> [WHAT NEEDS TO BE DONE]: Print the entries below in their entirety, exactly as they are written.

> [INPUT ROWS]:
---

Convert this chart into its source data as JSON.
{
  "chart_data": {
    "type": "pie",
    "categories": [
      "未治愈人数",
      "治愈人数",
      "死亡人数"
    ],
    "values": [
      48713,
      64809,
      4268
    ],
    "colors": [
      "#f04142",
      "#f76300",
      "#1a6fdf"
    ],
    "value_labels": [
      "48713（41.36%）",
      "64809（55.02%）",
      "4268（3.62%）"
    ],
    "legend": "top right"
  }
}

---

> [CORRECT OUTPUT]:
Convert this chart into its source data as JSON.
{
  "chart_data": {
    "type": "pie",
    "categories": [
      "未治愈人数",
      "治愈人数",
      "死亡人数"
    ],
    "values": [
      48713,
      64809,
      4268
    ],
    "colors": [
      "#f04142",
      "#f76300",
      "#1a6fdf"
    ],
    "value_labels": [
      "48713（41.36%）",
      "64809（55.02%）",
      "4268（3.62%）"
    ],
    "legend": "top right"
  }
}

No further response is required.